---- Entries

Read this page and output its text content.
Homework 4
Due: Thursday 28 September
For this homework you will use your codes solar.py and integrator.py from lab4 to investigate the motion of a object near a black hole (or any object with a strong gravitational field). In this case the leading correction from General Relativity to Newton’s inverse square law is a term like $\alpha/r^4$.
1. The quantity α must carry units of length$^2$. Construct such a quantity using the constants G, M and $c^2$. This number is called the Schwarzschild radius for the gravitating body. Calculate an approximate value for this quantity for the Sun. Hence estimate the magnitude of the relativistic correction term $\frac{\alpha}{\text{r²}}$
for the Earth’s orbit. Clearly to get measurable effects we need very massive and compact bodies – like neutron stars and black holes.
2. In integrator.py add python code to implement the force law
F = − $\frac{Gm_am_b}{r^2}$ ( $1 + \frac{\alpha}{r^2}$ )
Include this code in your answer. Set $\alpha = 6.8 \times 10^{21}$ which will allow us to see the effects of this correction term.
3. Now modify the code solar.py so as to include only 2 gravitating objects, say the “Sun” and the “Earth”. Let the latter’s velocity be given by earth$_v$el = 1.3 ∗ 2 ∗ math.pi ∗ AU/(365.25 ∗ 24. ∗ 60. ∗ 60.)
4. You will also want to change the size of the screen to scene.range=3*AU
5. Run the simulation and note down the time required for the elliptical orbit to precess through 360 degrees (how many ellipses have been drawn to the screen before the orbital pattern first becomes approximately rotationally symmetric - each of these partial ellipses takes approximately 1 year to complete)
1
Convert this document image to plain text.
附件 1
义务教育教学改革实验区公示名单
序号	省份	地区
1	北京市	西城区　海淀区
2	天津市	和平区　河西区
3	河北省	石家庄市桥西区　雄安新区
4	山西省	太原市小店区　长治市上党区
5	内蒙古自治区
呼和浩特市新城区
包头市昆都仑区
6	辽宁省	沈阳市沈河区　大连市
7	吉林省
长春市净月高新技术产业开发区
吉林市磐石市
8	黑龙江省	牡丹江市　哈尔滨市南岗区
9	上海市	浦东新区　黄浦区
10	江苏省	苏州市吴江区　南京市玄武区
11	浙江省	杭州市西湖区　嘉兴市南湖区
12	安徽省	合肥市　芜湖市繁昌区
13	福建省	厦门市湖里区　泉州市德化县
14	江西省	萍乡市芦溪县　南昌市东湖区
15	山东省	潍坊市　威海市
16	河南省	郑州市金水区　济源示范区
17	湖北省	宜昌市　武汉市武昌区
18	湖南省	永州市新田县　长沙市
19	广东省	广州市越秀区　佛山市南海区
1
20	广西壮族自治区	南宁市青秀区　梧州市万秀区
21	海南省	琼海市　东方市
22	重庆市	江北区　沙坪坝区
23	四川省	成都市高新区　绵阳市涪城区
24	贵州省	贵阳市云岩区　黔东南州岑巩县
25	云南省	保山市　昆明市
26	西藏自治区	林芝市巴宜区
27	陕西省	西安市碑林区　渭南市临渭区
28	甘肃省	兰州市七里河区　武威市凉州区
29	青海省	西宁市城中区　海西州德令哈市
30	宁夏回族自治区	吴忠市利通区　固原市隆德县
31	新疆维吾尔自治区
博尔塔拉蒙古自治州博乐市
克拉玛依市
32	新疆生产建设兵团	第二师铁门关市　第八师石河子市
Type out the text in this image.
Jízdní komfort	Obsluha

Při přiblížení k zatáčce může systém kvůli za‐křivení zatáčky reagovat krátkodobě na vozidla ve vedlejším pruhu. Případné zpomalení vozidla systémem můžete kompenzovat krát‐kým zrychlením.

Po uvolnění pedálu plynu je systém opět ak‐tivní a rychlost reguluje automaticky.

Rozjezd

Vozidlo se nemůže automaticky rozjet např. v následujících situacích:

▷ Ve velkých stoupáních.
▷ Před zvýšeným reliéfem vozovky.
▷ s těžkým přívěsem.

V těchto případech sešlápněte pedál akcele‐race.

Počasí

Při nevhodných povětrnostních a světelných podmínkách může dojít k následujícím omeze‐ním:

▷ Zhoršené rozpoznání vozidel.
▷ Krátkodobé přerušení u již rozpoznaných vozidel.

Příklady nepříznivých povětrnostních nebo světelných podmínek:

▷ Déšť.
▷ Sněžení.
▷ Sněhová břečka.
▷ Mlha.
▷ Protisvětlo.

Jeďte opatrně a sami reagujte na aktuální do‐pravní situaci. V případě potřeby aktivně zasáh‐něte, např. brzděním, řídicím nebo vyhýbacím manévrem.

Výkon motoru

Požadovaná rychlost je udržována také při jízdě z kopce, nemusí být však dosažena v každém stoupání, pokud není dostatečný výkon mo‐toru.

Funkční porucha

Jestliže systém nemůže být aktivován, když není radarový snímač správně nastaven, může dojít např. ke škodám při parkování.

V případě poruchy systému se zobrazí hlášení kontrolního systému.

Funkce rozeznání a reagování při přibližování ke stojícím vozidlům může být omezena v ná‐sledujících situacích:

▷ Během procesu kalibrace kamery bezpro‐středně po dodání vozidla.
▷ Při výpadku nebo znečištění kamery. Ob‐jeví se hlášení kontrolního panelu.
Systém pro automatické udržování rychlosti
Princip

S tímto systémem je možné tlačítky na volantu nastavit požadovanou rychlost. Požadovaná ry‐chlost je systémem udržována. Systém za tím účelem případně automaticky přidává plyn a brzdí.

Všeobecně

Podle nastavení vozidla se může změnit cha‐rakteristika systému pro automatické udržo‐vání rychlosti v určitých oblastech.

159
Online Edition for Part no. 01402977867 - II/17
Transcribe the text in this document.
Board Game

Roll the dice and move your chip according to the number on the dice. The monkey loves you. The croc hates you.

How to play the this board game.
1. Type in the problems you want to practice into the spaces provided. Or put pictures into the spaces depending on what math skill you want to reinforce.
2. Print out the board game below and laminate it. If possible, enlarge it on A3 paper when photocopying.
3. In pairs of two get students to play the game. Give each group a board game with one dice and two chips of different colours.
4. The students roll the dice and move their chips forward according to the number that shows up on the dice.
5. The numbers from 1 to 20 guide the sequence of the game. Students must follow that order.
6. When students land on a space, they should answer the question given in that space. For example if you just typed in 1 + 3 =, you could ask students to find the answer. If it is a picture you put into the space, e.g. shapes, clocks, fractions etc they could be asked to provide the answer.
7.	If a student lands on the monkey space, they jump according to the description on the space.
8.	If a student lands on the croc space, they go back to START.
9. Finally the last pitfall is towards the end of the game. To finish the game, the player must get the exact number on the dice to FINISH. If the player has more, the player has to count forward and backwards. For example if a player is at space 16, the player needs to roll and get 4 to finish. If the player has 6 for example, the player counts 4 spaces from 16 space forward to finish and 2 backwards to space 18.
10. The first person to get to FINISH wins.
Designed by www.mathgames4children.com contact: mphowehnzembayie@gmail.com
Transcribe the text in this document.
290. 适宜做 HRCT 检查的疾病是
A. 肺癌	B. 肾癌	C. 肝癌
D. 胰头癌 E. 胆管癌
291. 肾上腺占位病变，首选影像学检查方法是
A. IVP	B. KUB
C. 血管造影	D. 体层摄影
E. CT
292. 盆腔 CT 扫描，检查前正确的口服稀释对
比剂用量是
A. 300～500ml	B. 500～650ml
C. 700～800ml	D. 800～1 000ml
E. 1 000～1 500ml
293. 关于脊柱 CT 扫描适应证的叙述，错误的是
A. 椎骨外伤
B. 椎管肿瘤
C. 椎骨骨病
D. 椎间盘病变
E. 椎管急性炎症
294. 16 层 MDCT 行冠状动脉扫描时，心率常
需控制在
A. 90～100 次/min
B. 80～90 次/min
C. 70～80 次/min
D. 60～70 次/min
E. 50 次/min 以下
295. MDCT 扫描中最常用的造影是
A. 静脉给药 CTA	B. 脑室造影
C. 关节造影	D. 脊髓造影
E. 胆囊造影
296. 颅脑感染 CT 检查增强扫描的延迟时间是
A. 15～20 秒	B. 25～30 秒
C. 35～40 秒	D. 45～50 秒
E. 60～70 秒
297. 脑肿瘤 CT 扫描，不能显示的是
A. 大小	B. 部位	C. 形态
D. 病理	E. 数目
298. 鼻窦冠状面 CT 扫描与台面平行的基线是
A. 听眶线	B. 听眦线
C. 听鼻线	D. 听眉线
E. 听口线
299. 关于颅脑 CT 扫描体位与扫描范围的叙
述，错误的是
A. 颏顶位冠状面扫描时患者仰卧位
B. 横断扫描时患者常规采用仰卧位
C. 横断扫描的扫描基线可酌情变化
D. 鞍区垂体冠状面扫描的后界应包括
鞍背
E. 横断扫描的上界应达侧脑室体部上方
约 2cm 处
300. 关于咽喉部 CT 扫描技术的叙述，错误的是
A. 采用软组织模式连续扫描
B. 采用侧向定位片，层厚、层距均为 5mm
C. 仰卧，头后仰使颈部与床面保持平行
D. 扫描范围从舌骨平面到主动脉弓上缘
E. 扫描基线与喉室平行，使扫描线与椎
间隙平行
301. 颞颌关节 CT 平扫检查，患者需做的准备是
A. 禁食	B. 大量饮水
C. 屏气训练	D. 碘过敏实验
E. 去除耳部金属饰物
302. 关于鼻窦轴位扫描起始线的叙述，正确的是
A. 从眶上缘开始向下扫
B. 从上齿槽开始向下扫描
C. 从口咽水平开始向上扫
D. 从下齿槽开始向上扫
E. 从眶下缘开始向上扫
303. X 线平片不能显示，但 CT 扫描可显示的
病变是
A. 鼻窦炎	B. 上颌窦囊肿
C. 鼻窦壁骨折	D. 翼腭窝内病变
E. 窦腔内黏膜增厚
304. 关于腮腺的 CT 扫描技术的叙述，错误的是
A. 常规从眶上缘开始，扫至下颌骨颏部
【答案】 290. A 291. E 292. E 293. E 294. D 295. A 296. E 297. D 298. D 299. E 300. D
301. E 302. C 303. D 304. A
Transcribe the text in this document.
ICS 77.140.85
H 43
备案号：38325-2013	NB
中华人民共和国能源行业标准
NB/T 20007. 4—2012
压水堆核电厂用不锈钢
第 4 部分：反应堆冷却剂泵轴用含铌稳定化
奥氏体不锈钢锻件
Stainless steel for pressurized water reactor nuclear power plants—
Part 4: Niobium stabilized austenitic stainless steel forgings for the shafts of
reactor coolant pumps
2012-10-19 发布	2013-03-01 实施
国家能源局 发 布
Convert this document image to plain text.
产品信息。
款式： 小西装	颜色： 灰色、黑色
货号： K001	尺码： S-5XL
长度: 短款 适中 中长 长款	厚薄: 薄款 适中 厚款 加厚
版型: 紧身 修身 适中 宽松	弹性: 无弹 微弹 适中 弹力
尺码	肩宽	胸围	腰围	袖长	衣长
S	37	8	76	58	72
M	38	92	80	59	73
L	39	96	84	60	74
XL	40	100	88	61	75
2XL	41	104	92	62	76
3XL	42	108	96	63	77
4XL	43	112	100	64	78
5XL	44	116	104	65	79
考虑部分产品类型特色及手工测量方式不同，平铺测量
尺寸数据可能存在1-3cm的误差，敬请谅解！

--------

Reproduce each line of the material containing the word "错误的是".

293. 关于脊柱 CT 扫描适应证的叙述，错误的是
述，错误的是
300. 关于咽喉部 CT 扫描技术的叙述，错误的是
304. 关于腮腺的 CT 扫描技术的叙述，错误的是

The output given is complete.